#### [TASK INSTRUCTIONS]
Quote every entry word for word.

#### [LISTED RECORDS]
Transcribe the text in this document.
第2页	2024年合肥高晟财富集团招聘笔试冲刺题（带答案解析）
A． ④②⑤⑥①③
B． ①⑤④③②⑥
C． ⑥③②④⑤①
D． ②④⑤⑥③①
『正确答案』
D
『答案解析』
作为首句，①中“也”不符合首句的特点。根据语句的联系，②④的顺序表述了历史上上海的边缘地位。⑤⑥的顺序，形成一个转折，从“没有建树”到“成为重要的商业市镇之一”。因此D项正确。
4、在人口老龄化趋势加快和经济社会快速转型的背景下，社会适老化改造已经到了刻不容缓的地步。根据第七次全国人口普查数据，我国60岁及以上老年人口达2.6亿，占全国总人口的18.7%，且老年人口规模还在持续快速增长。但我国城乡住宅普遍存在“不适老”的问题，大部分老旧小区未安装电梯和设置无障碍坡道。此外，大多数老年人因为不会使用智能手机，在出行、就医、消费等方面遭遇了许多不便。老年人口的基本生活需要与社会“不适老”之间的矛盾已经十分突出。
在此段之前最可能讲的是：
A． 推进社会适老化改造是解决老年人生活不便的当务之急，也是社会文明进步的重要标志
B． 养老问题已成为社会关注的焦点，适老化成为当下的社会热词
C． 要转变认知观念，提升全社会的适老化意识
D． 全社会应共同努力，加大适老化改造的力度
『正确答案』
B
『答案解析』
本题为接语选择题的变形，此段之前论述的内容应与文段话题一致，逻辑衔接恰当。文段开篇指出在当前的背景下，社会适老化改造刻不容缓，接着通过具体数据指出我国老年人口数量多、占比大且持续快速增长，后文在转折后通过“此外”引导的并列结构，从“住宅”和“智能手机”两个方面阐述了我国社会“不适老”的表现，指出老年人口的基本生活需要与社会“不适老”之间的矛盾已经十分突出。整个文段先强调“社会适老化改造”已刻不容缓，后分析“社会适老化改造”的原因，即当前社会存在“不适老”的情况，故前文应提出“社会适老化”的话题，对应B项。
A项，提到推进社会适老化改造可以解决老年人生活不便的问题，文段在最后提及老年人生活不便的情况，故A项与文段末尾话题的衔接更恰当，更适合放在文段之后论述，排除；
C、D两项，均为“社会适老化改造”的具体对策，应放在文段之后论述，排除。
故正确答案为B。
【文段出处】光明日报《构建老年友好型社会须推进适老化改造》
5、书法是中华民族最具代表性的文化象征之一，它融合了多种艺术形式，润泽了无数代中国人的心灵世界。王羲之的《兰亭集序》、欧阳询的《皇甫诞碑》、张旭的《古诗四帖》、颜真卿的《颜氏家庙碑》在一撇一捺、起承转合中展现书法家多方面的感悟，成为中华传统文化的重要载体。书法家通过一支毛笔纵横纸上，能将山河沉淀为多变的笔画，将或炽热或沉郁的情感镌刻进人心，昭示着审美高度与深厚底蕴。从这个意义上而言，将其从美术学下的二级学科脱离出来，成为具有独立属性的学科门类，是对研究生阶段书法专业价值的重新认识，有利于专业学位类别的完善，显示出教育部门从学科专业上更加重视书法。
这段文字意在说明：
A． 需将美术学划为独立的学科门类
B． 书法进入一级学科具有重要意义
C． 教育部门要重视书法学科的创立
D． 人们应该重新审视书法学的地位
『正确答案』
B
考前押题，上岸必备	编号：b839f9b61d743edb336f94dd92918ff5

#### [ANSWER IN FULL]
Transcribe the text in this document.
第2页	2024年合肥高晟财富集团招聘笔试冲刺题（带答案解析）
A． ④②⑤⑥①③
B． ①⑤④③②⑥
C． ⑥③②④⑤①
D． ②④⑤⑥③①
『正确答案』
D
『答案解析』
作为首句，①中“也”不符合首句的特点。根据语句的联系，②④的顺序表述了历史上上海的边缘地位。⑤⑥的顺序，形成一个转折，从“没有建树”到“成为重要的商业市镇之一”。因此D项正确。
4、在人口老龄化趋势加快和经济社会快速转型的背景下，社会适老化改造已经到了刻不容缓的地步。根据第七次全国人口普查数据，我国60岁及以上老年人口达2.6亿，占全国总人口的18.7%，且老年人口规模还在持续快速增长。但我国城乡住宅普遍存在“不适老”的问题，大部分老旧小区未安装电梯和设置无障碍坡道。此外，大多数老年人因为不会使用智能手机，在出行、就医、消费等方面遭遇了许多不便。老年人口的基本生活需要与社会“不适老”之间的矛盾已经十分突出。
在此段之前最可能讲的是：
A． 推进社会适老化改造是解决老年人生活不便的当务之急，也是社会文明进步的重要标志
B． 养老问题已成为社会关注的焦点，适老化成为当下的社会热词
C． 要转变认知观念，提升全社会的适老化意识
D． 全社会应共同努力，加大适老化改造的力度
『正确答案』
B
『答案解析』
本题为接语选择题的变形，此段之前论述的内容应与文段话题一致，逻辑衔接恰当。文段开篇指出在当前的背景下，社会适老化改造刻不容缓，接着通过具体数据指出我国老年人口数量多、占比大且持续快速增长，后文在转折后通过“此外”引导的并列结构，从“住宅”和“智能手机”两个方面阐述了我国社会“不适老”的表现，指出老年人口的基本生活需要与社会“不适老”之间的矛盾已经十分突出。整个文段先强调“社会适老化改造”已刻不容缓，后分析“社会适老化改造”的原因，即当前社会存在“不适老”的情况，故前文应提出“社会适老化”的话题，对应B项。
A项，提到推进社会适老化改造可以解决老年人生活不便的问题，文段在最后提及老年人生活不便的情况，故A项与文段末尾话题的衔接更恰当，更适合放在文段之后论述，排除；
C、D两项，均为“社会适老化改造”的具体对策，应放在文段之后论述，排除。
故正确答案为B。
【文段出处】光明日报《构建老年友好型社会须推进适老化改造》
5、书法是中华民族最具代表性的文化象征之一，它融合了多种艺术形式，润泽了无数代中国人的心灵世界。王羲之的《兰亭集序》、欧阳询的《皇甫诞碑》、张旭的《古诗四帖》、颜真卿的《颜氏家庙碑》在一撇一捺、起承转合中展现书法家多方面的感悟，成为中华传统文化的重要载体。书法家通过一支毛笔纵横纸上，能将山河沉淀为多变的笔画，将或炽热或沉郁的情感镌刻进人心，昭示着审美高度与深厚底蕴。从这个意义上而言，将其从美术学下的二级学科脱离出来，成为具有独立属性的学科门类，是对研究生阶段书法专业价值的重新认识，有利于专业学位类别的完善，显示出教育部门从学科专业上更加重视书法。
这段文字意在说明：
A． 需将美术学划为独立的学科门类
B． 书法进入一级学科具有重要意义
C． 教育部门要重视书法学科的创立
D． 人们应该重新审视书法学的地位
『正确答案』
B
考前押题，上岸必备	编号：b839f9b61d743edb336f94dd92918ff5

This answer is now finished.